Data records:
┌────────

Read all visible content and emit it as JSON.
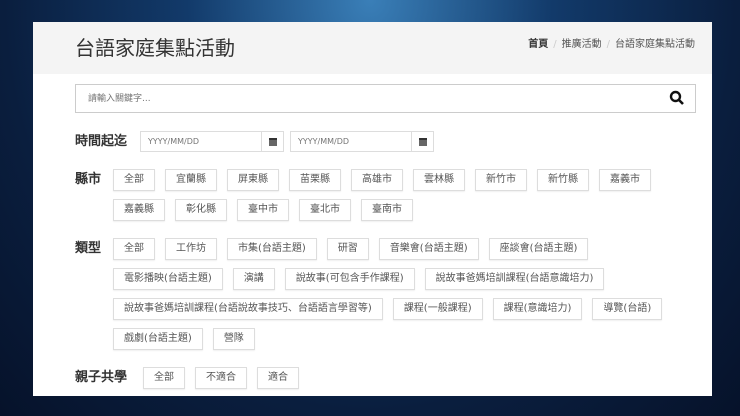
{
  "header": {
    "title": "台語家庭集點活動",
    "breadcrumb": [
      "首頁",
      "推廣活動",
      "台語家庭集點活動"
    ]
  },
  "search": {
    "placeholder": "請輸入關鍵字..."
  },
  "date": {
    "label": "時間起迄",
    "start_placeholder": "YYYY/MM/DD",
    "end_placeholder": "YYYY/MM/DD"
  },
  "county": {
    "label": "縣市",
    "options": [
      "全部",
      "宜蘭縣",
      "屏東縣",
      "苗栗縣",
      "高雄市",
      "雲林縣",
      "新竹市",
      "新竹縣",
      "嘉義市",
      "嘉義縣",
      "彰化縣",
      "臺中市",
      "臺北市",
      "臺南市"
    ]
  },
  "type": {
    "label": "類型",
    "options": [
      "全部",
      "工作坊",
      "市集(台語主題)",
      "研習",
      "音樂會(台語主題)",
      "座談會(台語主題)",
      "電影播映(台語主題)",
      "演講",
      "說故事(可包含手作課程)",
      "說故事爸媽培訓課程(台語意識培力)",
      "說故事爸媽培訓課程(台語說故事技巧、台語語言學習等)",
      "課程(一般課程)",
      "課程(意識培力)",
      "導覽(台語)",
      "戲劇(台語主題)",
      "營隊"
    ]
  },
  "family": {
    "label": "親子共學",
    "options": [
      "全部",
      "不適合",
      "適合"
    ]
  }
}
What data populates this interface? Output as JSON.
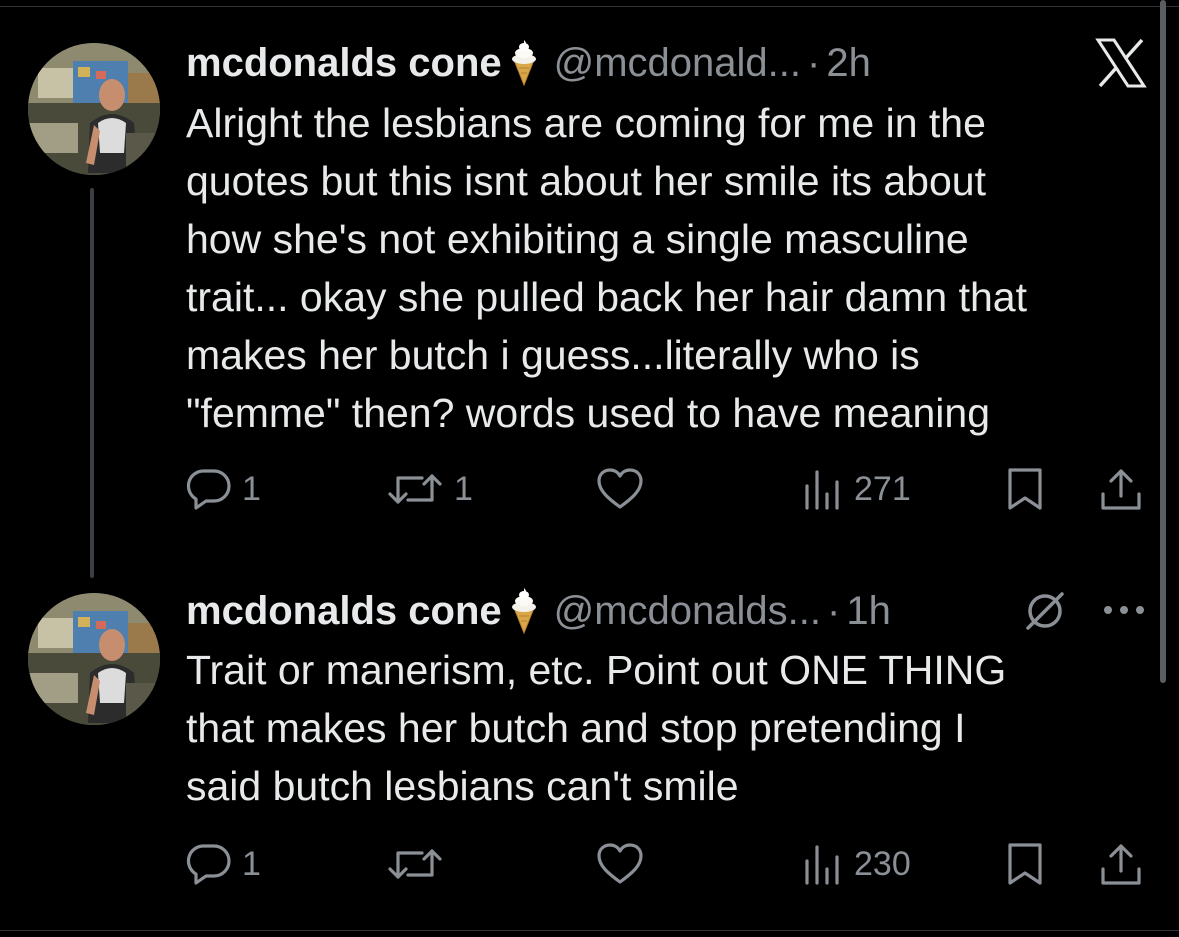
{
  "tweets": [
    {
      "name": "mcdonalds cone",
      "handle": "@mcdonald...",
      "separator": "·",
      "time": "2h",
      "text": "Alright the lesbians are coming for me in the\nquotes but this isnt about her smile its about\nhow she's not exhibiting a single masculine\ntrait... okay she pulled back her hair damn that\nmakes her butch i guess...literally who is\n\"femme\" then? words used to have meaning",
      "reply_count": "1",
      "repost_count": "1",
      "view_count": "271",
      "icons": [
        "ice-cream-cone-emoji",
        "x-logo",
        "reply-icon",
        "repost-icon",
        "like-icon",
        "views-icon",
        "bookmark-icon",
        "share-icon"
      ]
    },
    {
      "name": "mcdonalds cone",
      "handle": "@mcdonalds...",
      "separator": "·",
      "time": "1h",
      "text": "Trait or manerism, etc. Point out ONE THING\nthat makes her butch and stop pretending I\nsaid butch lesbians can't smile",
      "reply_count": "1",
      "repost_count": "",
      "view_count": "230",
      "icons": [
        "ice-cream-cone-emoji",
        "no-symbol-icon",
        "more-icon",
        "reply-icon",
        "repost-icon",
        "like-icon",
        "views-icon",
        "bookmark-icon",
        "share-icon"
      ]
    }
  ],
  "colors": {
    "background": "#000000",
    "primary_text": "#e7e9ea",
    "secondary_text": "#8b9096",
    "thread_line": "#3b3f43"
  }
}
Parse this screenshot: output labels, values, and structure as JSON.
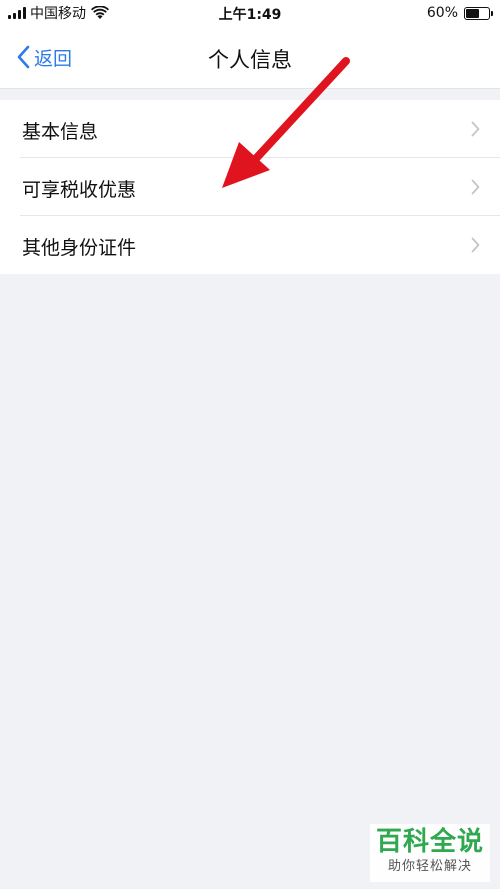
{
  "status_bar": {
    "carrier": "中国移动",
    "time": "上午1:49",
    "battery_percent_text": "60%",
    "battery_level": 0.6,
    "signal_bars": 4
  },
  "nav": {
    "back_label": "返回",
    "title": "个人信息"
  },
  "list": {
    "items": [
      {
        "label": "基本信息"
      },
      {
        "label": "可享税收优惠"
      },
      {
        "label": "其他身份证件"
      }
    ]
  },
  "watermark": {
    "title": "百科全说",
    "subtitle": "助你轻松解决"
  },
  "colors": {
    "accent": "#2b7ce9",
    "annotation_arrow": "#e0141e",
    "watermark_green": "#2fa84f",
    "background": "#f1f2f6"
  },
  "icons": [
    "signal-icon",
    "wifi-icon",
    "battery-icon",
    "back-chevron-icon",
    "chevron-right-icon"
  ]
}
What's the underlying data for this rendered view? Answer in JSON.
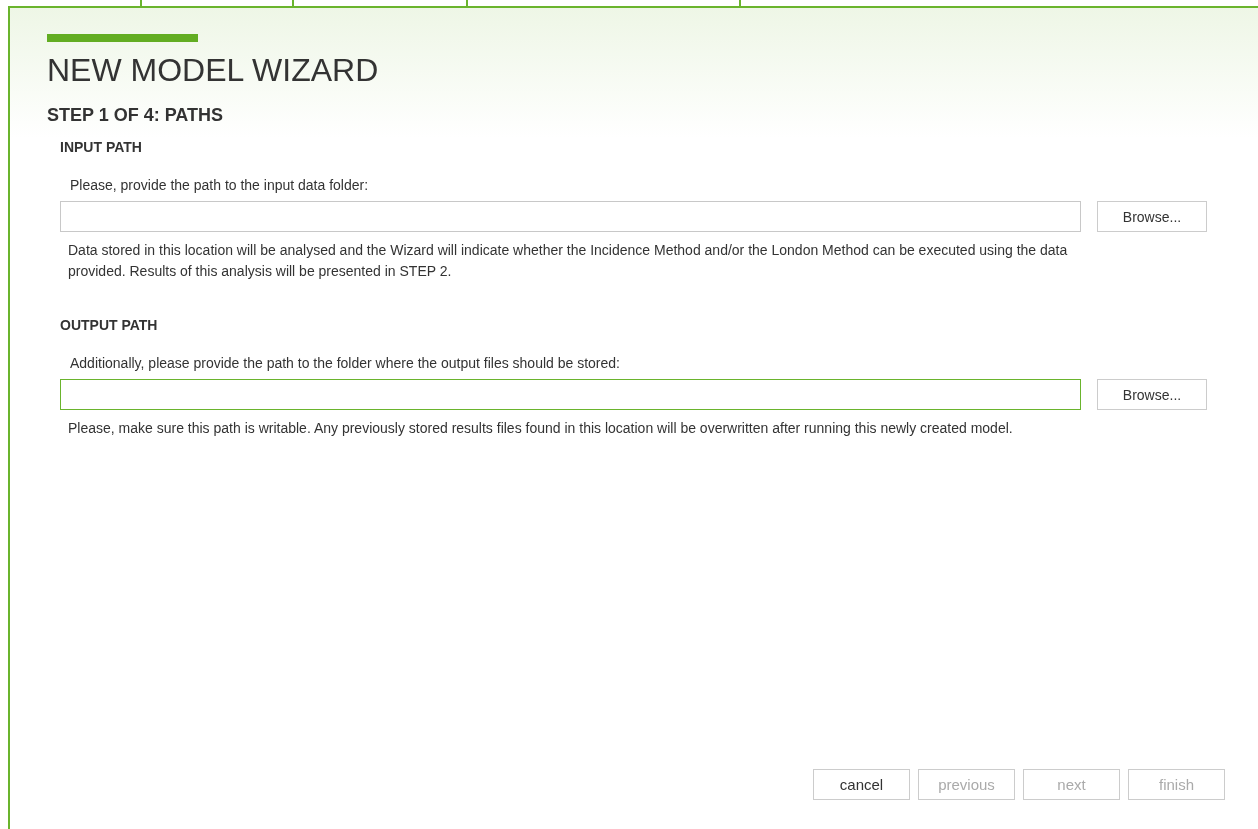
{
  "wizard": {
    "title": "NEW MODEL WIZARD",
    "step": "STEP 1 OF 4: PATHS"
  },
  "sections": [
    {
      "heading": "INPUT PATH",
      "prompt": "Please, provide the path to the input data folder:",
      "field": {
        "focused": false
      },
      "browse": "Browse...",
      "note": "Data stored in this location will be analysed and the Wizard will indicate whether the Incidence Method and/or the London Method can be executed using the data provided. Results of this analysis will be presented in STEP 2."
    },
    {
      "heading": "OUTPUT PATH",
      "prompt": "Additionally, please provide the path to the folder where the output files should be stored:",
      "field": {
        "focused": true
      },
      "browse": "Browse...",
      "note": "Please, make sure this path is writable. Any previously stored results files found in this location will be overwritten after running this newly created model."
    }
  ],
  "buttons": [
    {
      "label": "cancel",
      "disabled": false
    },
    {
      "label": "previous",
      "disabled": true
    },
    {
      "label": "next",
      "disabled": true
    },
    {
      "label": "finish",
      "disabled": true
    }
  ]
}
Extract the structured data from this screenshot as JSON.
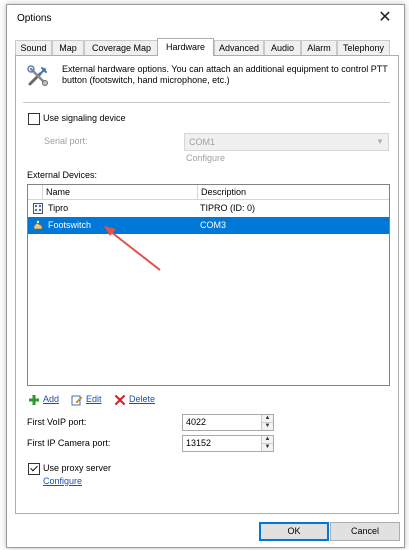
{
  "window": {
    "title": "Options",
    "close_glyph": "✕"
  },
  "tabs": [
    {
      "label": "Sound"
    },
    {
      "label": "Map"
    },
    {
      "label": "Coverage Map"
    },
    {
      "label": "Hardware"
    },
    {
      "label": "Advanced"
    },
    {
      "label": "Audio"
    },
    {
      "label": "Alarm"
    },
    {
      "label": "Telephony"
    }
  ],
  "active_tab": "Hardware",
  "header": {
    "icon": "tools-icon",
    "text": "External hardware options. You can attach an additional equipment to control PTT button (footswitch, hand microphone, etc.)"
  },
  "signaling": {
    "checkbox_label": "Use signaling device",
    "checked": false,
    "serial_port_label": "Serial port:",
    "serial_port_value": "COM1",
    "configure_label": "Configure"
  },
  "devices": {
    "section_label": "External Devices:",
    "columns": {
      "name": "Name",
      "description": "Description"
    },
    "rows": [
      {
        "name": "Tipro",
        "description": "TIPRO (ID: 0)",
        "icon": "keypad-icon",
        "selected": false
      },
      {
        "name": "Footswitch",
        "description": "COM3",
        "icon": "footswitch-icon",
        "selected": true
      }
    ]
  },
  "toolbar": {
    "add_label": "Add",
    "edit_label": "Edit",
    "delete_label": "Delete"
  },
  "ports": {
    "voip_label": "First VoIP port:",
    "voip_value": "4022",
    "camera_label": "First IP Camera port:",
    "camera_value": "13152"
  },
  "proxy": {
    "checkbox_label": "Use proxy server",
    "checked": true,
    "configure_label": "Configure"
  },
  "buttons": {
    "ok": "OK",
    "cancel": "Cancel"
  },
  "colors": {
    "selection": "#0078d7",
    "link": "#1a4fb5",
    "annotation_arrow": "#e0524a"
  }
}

└────────

YOUR TASK:
Reproduce all of the material exactly, apart from the pictures.

TASK ANSWER:
Read all visible content and emit it as JSON.
{
  "header": {
    "title": "台語家庭集點活動",
    "breadcrumb": [
      "首頁",
      "推廣活動",
      "台語家庭集點活動"
    ]
  },
  "search": {
    "placeholder": "請輸入關鍵字..."
  },
  "date": {
    "label": "時間起迄",
    "start_placeholder": "YYYY/MM/DD",
    "end_placeholder": "YYYY/MM/DD"
  },
  "county": {
    "label": "縣市",
    "options": [
      "全部",
      "宜蘭縣",
      "屏東縣",
      "苗栗縣",
      "高雄市",
      "雲林縣",
      "新竹市",
      "新竹縣",
      "嘉義市",
      "嘉義縣",
      "彰化縣",
      "臺中市",
      "臺北市",
      "臺南市"
    ]
  },
  "type": {
    "label": "類型",
    "options": [
      "全部",
      "工作坊",
      "市集(台語主題)",
      "研習",
      "音樂會(台語主題)",
      "座談會(台語主題)",
      "電影播映(台語主題)",
      "演講",
      "說故事(可包含手作課程)",
      "說故事爸媽培訓課程(台語意識培力)",
      "說故事爸媽培訓課程(台語說故事技巧、台語語言學習等)",
      "課程(一般課程)",
      "課程(意識培力)",
      "導覽(台語)",
      "戲劇(台語主題)",
      "營隊"
    ]
  },
  "family": {
    "label": "親子共學",
    "options": [
      "全部",
      "不適合",
      "適合"
    ]
  }
}
What data populates this interface? Output as JSON.
{
  "tweets": [
    {
      "name": "mcdonalds cone",
      "handle": "@mcdonald...",
      "separator": "·",
      "time": "2h",
      "text": "Alright the lesbians are coming for me in the\nquotes but this isnt about her smile its about\nhow she's not exhibiting a single masculine\ntrait... okay she pulled back her hair damn that\nmakes her butch i guess...literally who is\n\"femme\" then? words used to have meaning",
      "reply_count": "1",
      "repost_count": "1",
      "view_count": "271",
      "icons": [
        "ice-cream-cone-emoji",
        "x-logo",
        "reply-icon",
        "repost-icon",
        "like-icon",
        "views-icon",
        "bookmark-icon",
        "share-icon"
      ]
    },
    {
      "name": "mcdonalds cone",
      "handle": "@mcdonalds...",
      "separator": "·",
      "time": "1h",
      "text": "Trait or manerism, etc. Point out ONE THING\nthat makes her butch and stop pretending I\nsaid butch lesbians can't smile",
      "reply_count": "1",
      "repost_count": "",
      "view_count": "230",
      "icons": [
        "ice-cream-cone-emoji",
        "no-symbol-icon",
        "more-icon",
        "reply-icon",
        "repost-icon",
        "like-icon",
        "views-icon",
        "bookmark-icon",
        "share-icon"
      ]
    }
  ],
  "colors": {
    "background": "#000000",
    "primary_text": "#e7e9ea",
    "secondary_text": "#8b9096",
    "thread_line": "#3b3f43"
  }
}
Parse this screenshot: output labels, values, and structure as JSON.
{
  "status_bar": {
    "carrier": "中国移动",
    "time": "上午1:49",
    "battery_percent_text": "60%",
    "battery_level": 0.6,
    "signal_bars": 4
  },
  "nav": {
    "back_label": "返回",
    "title": "个人信息"
  },
  "list": {
    "items": [
      {
        "label": "基本信息"
      },
      {
        "label": "可享税收优惠"
      },
      {
        "label": "其他身份证件"
      }
    ]
  },
  "watermark": {
    "title": "百科全说",
    "subtitle": "助你轻松解决"
  },
  "colors": {
    "accent": "#2b7ce9",
    "annotation_arrow": "#e0141e",
    "watermark_green": "#2fa84f",
    "background": "#f1f2f6"
  },
  "icons": [
    "signal-icon",
    "wifi-icon",
    "battery-icon",
    "back-chevron-icon",
    "chevron-right-icon"
  ]
}
What's the underlying data for this rendered view? Answer in JSON.
{
  "wizard": {
    "title": "NEW MODEL WIZARD",
    "step": "STEP 1 OF 4: PATHS"
  },
  "sections": [
    {
      "heading": "INPUT PATH",
      "prompt": "Please, provide the path to the input data folder:",
      "field": {
        "focused": false
      },
      "browse": "Browse...",
      "note": "Data stored in this location will be analysed and the Wizard will indicate whether the Incidence Method and/or the London Method can be executed using the data provided. Results of this analysis will be presented in STEP 2."
    },
    {
      "heading": "OUTPUT PATH",
      "prompt": "Additionally, please provide the path to the folder where the output files should be stored:",
      "field": {
        "focused": true
      },
      "browse": "Browse...",
      "note": "Please, make sure this path is writable. Any previously stored results files found in this location will be overwritten after running this newly created model."
    }
  ],
  "buttons": [
    {
      "label": "cancel",
      "disabled": false
    },
    {
      "label": "previous",
      "disabled": true
    },
    {
      "label": "next",
      "disabled": true
    },
    {
      "label": "finish",
      "disabled": true
    }
  ]
}
Extract the structured data from this screenshot as JSON.
{
  "window": {
    "title": "Options",
    "close_glyph": "✕"
  },
  "tabs": [
    {
      "label": "Sound"
    },
    {
      "label": "Map"
    },
    {
      "label": "Coverage Map"
    },
    {
      "label": "Hardware"
    },
    {
      "label": "Advanced"
    },
    {
      "label": "Audio"
    },
    {
      "label": "Alarm"
    },
    {
      "label": "Telephony"
    }
  ],
  "active_tab": "Hardware",
  "header": {
    "icon": "tools-icon",
    "text": "External hardware options. You can attach an additional equipment to control PTT button (footswitch, hand microphone, etc.)"
  },
  "signaling": {
    "checkbox_label": "Use signaling device",
    "checked": false,
    "serial_port_label": "Serial port:",
    "serial_port_value": "COM1",
    "configure_label": "Configure"
  },
  "devices": {
    "section_label": "External Devices:",
    "columns": {
      "name": "Name",
      "description": "Description"
    },
    "rows": [
      {
        "name": "Tipro",
        "description": "TIPRO (ID: 0)",
        "icon": "keypad-icon",
        "selected": false
      },
      {
        "name": "Footswitch",
        "description": "COM3",
        "icon": "footswitch-icon",
        "selected": true
      }
    ]
  },
  "toolbar": {
    "add_label": "Add",
    "edit_label": "Edit",
    "delete_label": "Delete"
  },
  "ports": {
    "voip_label": "First VoIP port:",
    "voip_value": "4022",
    "camera_label": "First IP Camera port:",
    "camera_value": "13152"
  },
  "proxy": {
    "checkbox_label": "Use proxy server",
    "checked": true,
    "configure_label": "Configure"
  },
  "buttons": {
    "ok": "OK",
    "cancel": "Cancel"
  },
  "colors": {
    "selection": "#0078d7",
    "link": "#1a4fb5",
    "annotation_arrow": "#e0524a"
  }
}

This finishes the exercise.